**Work instructions:** List every line below containing "Hola".

** Begin Dataset rows **

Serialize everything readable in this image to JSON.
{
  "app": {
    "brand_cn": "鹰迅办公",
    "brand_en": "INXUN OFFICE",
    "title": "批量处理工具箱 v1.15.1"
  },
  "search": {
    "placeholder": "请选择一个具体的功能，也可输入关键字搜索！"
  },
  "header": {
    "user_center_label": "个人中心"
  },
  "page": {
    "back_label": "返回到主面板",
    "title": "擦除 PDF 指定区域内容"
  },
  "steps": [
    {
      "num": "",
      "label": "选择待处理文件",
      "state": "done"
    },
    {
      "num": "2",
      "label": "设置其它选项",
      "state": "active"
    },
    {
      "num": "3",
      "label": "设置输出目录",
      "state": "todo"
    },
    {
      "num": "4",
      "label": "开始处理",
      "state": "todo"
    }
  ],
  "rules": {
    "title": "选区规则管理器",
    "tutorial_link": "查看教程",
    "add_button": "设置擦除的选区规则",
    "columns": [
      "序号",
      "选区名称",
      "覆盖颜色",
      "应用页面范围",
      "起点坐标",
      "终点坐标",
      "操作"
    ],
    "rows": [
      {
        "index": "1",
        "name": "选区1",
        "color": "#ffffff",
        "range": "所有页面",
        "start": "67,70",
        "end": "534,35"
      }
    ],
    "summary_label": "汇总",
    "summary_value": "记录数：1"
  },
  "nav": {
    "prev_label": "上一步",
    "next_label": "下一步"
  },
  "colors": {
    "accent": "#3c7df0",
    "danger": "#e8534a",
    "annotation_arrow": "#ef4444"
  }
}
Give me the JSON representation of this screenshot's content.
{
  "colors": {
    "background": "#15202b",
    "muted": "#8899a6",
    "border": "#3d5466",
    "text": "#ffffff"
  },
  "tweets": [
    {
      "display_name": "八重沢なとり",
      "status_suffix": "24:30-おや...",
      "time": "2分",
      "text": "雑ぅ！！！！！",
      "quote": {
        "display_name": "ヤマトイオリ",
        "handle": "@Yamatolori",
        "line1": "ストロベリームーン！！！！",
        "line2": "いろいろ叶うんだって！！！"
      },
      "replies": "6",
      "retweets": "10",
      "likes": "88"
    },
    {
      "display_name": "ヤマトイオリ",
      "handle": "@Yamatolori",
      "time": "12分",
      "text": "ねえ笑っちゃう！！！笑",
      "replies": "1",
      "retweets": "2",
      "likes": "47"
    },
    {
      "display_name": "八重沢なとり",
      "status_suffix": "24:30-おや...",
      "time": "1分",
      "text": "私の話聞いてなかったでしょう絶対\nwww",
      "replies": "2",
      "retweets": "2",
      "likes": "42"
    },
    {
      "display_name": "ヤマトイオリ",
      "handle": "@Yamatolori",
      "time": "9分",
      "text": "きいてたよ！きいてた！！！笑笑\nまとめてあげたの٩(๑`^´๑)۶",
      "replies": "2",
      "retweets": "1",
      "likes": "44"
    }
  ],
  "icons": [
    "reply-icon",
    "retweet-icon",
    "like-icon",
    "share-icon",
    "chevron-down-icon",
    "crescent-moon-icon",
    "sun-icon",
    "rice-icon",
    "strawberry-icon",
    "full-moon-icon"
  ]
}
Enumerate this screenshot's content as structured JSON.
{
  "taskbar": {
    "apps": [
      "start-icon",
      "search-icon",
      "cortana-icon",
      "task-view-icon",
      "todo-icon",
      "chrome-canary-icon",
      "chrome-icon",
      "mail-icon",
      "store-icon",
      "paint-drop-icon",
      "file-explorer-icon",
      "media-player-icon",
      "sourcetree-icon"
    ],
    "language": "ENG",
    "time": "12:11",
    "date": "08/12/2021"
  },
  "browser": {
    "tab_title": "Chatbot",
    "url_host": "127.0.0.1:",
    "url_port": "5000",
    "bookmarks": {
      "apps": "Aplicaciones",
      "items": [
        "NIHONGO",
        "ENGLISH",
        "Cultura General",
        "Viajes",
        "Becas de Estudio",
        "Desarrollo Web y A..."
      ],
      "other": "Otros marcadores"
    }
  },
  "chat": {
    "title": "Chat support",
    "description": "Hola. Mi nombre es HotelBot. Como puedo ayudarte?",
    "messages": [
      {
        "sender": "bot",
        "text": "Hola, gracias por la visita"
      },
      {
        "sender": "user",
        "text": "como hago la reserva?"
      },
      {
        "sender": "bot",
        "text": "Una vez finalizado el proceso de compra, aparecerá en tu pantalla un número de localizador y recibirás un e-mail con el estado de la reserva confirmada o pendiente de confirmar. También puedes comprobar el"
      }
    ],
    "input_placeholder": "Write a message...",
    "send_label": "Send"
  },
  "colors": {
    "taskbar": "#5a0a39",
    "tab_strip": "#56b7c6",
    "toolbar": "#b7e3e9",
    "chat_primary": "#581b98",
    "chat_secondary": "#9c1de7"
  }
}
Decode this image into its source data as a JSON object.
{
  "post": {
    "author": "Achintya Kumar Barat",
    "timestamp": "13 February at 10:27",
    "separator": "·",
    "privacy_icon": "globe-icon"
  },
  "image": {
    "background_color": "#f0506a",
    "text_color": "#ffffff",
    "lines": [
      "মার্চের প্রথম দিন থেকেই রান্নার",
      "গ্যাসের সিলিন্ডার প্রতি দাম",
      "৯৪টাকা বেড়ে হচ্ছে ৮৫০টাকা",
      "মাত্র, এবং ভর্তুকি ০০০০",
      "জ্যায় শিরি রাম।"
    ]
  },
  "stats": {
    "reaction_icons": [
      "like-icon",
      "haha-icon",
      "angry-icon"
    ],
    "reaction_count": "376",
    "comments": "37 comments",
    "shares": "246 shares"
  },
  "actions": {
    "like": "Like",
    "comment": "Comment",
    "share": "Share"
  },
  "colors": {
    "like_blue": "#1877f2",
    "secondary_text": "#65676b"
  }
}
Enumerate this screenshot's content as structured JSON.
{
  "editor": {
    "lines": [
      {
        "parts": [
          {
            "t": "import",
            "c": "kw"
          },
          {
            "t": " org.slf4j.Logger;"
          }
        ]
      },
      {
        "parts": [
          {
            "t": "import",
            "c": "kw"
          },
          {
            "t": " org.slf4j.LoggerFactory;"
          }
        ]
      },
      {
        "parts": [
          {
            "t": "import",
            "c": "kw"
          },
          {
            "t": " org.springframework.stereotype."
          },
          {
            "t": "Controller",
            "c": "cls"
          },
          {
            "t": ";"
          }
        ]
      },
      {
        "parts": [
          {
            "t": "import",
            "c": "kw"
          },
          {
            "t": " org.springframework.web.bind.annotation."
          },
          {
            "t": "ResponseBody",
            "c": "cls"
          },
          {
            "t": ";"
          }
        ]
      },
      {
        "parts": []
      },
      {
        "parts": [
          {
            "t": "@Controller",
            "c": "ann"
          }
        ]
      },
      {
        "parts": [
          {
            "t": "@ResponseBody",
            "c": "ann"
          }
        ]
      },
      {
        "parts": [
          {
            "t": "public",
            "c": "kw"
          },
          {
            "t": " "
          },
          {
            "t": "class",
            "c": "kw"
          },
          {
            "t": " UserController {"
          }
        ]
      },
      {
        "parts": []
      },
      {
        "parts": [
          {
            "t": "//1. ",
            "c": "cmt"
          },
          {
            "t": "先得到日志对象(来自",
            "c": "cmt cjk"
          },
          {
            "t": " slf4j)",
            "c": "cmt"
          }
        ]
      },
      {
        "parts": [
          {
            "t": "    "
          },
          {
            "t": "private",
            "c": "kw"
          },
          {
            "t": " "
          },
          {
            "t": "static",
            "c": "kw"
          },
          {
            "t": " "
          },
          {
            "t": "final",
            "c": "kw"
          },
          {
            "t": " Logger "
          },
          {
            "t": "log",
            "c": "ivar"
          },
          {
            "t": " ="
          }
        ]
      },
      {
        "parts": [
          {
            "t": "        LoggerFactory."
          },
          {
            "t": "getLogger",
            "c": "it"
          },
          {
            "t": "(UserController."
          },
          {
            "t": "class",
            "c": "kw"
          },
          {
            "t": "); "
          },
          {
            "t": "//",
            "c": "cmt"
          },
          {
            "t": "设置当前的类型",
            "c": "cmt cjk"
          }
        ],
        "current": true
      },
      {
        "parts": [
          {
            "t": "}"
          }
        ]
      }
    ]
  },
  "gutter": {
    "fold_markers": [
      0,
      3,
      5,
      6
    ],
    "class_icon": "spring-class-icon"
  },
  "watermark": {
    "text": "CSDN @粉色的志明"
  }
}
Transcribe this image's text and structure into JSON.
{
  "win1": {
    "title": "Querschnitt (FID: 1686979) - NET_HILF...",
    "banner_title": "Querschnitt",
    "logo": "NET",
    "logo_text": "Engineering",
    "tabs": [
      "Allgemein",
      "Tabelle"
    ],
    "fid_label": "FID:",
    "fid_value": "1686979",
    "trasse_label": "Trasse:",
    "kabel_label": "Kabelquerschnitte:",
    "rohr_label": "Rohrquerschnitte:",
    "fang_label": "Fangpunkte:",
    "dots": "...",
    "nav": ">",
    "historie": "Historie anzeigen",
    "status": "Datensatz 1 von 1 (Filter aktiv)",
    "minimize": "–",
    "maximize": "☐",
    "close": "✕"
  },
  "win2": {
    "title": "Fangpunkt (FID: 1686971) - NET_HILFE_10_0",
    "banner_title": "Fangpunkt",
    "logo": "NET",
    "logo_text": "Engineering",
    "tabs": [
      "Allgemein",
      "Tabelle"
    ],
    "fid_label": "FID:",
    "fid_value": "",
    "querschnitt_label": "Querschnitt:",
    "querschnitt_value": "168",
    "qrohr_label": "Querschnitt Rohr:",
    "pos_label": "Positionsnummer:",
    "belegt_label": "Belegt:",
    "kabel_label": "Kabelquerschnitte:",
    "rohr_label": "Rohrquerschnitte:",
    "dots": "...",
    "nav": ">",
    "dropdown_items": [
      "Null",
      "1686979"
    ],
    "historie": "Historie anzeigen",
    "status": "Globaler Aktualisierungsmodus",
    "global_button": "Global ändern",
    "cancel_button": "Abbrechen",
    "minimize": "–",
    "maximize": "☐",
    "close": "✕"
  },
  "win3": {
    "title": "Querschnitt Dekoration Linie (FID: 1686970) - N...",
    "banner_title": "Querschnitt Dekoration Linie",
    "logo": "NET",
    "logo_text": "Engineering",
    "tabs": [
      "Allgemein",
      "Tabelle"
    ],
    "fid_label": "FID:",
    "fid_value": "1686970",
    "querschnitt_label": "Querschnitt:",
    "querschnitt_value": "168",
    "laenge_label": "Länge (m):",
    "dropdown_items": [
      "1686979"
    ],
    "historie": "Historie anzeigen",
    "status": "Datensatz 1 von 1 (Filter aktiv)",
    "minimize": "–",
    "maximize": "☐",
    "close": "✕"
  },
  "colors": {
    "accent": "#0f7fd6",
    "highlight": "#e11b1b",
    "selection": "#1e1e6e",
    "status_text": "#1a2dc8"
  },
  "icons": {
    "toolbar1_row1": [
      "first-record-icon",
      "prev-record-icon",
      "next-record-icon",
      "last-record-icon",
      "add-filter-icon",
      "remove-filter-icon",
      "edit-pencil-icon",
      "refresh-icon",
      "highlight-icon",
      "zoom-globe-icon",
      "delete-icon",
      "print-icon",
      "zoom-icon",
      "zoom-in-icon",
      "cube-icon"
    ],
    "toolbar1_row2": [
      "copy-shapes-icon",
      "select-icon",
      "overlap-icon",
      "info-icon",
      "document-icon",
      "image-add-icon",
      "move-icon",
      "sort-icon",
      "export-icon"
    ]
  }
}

** End Dataset rows **

**Result of this exercise:**
    "description": "Hola. Mi nombre es HotelBot. Como puedo ayudarte?",
        "text": "Hola, gracias por la visita"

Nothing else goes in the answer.